Directions for this task: Below are some entries; can you quote all of them exactly?

Data shown:
══════

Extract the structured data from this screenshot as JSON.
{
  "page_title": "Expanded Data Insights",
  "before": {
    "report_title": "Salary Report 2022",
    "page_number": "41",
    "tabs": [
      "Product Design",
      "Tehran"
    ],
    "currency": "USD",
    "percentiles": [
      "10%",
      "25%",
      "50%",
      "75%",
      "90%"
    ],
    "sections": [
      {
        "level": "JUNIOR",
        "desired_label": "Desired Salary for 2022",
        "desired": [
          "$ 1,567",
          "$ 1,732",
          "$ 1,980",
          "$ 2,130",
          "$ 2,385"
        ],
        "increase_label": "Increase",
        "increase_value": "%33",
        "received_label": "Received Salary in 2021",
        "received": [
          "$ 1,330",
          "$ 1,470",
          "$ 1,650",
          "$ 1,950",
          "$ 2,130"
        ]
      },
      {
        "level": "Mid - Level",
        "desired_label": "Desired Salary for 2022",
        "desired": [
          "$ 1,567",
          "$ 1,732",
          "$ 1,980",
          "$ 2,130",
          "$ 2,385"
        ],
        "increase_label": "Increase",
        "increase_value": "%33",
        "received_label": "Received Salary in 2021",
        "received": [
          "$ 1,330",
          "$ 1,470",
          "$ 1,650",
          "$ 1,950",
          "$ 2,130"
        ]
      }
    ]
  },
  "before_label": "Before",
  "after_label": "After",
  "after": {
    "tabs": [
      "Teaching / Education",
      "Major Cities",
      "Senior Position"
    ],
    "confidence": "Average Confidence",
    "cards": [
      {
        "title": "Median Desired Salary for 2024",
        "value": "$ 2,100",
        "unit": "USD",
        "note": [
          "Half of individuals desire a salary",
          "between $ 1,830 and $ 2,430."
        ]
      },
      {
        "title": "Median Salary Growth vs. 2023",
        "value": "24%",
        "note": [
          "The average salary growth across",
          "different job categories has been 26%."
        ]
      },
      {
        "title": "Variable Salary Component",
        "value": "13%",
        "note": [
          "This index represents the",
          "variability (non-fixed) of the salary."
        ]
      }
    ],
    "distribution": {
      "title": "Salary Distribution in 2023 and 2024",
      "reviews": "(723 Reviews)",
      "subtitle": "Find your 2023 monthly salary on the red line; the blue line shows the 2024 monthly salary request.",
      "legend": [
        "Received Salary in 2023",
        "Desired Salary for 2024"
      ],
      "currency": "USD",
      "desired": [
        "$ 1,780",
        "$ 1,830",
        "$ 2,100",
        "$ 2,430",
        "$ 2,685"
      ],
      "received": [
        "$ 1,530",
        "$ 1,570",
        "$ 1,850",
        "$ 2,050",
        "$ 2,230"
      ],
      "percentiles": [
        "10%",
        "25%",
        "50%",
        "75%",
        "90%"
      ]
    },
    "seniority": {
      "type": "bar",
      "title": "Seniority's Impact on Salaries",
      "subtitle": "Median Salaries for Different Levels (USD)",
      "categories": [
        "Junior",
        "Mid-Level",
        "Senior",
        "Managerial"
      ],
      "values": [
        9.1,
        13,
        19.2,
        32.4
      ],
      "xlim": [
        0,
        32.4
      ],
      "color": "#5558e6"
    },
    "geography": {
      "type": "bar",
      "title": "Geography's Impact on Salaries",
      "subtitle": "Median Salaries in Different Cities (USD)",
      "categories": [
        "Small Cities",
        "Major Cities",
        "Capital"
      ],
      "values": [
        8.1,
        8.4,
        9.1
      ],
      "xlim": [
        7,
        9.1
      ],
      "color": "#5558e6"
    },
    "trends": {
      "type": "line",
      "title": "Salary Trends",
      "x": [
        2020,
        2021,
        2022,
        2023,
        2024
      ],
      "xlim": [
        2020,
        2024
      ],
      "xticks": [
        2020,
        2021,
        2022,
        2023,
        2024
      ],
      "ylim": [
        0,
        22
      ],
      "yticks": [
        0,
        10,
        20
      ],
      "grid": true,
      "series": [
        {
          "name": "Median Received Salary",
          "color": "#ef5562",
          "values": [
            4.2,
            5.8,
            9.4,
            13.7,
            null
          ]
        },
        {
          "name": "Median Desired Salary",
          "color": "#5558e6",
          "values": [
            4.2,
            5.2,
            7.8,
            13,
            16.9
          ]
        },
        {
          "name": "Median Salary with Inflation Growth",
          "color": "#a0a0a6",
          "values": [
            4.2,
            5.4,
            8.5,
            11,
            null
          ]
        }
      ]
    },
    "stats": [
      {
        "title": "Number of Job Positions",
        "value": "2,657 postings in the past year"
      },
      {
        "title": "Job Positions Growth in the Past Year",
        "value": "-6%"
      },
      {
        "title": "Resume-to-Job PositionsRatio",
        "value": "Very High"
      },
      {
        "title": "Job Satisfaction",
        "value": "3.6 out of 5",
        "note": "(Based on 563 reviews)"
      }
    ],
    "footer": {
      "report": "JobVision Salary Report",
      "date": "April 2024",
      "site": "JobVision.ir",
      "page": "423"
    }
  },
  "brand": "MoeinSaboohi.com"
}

══════

Finished answer:
Extract the structured data from this screenshot as JSON.
{
  "page_title": "Expanded Data Insights",
  "before": {
    "report_title": "Salary Report 2022",
    "page_number": "41",
    "tabs": [
      "Product Design",
      "Tehran"
    ],
    "currency": "USD",
    "percentiles": [
      "10%",
      "25%",
      "50%",
      "75%",
      "90%"
    ],
    "sections": [
      {
        "level": "JUNIOR",
        "desired_label": "Desired Salary for 2022",
        "desired": [
          "$ 1,567",
          "$ 1,732",
          "$ 1,980",
          "$ 2,130",
          "$ 2,385"
        ],
        "increase_label": "Increase",
        "increase_value": "%33",
        "received_label": "Received Salary in 2021",
        "received": [
          "$ 1,330",
          "$ 1,470",
          "$ 1,650",
          "$ 1,950",
          "$ 2,130"
        ]
      },
      {
        "level": "Mid - Level",
        "desired_label": "Desired Salary for 2022",
        "desired": [
          "$ 1,567",
          "$ 1,732",
          "$ 1,980",
          "$ 2,130",
          "$ 2,385"
        ],
        "increase_label": "Increase",
        "increase_value": "%33",
        "received_label": "Received Salary in 2021",
        "received": [
          "$ 1,330",
          "$ 1,470",
          "$ 1,650",
          "$ 1,950",
          "$ 2,130"
        ]
      }
    ]
  },
  "before_label": "Before",
  "after_label": "After",
  "after": {
    "tabs": [
      "Teaching / Education",
      "Major Cities",
      "Senior Position"
    ],
    "confidence": "Average Confidence",
    "cards": [
      {
        "title": "Median Desired Salary for 2024",
        "value": "$ 2,100",
        "unit": "USD",
        "note": [
          "Half of individuals desire a salary",
          "between $ 1,830 and $ 2,430."
        ]
      },
      {
        "title": "Median Salary Growth vs. 2023",
        "value": "24%",
        "note": [
          "The average salary growth across",
          "different job categories has been 26%."
        ]
      },
      {
        "title": "Variable Salary Component",
        "value": "13%",
        "note": [
          "This index represents the",
          "variability (non-fixed) of the salary."
        ]
      }
    ],
    "distribution": {
      "title": "Salary Distribution in 2023 and 2024",
      "reviews": "(723 Reviews)",
      "subtitle": "Find your 2023 monthly salary on the red line; the blue line shows the 2024 monthly salary request.",
      "legend": [
        "Received Salary in 2023",
        "Desired Salary for 2024"
      ],
      "currency": "USD",
      "desired": [
        "$ 1,780",
        "$ 1,830",
        "$ 2,100",
        "$ 2,430",
        "$ 2,685"
      ],
      "received": [
        "$ 1,530",
        "$ 1,570",
        "$ 1,850",
        "$ 2,050",
        "$ 2,230"
      ],
      "percentiles": [
        "10%",
        "25%",
        "50%",
        "75%",
        "90%"
      ]
    },
    "seniority": {
      "type": "bar",
      "title": "Seniority's Impact on Salaries",
      "subtitle": "Median Salaries for Different Levels (USD)",
      "categories": [
        "Junior",
        "Mid-Level",
        "Senior",
        "Managerial"
      ],
      "values": [
        9.1,
        13,
        19.2,
        32.4
      ],
      "xlim": [
        0,
        32.4
      ],
      "color": "#5558e6"
    },
    "geography": {
      "type": "bar",
      "title": "Geography's Impact on Salaries",
      "subtitle": "Median Salaries in Different Cities (USD)",
      "categories": [
        "Small Cities",
        "Major Cities",
        "Capital"
      ],
      "values": [
        8.1,
        8.4,
        9.1
      ],
      "xlim": [
        7,
        9.1
      ],
      "color": "#5558e6"
    },
    "trends": {
      "type": "line",
      "title": "Salary Trends",
      "x": [
        2020,
        2021,
        2022,
        2023,
        2024
      ],
      "xlim": [
        2020,
        2024
      ],
      "xticks": [
        2020,
        2021,
        2022,
        2023,
        2024
      ],
      "ylim": [
        0,
        22
      ],
      "yticks": [
        0,
        10,
        20
      ],
      "grid": true,
      "series": [
        {
          "name": "Median Received Salary",
          "color": "#ef5562",
          "values": [
            4.2,
            5.8,
            9.4,
            13.7,
            null
          ]
        },
        {
          "name": "Median Desired Salary",
          "color": "#5558e6",
          "values": [
            4.2,
            5.2,
            7.8,
            13,
            16.9
          ]
        },
        {
          "name": "Median Salary with Inflation Growth",
          "color": "#a0a0a6",
          "values": [
            4.2,
            5.4,
            8.5,
            11,
            null
          ]
        }
      ]
    },
    "stats": [
      {
        "title": "Number of Job Positions",
        "value": "2,657 postings in the past year"
      },
      {
        "title": "Job Positions Growth in the Past Year",
        "value": "-6%"
      },
      {
        "title": "Resume-to-Job PositionsRatio",
        "value": "Very High"
      },
      {
        "title": "Job Satisfaction",
        "value": "3.6 out of 5",
        "note": "(Based on 563 reviews)"
      }
    ],
    "footer": {
      "report": "JobVision Salary Report",
      "date": "April 2024",
      "site": "JobVision.ir",
      "page": "423"
    }
  },
  "brand": "MoeinSaboohi.com"
}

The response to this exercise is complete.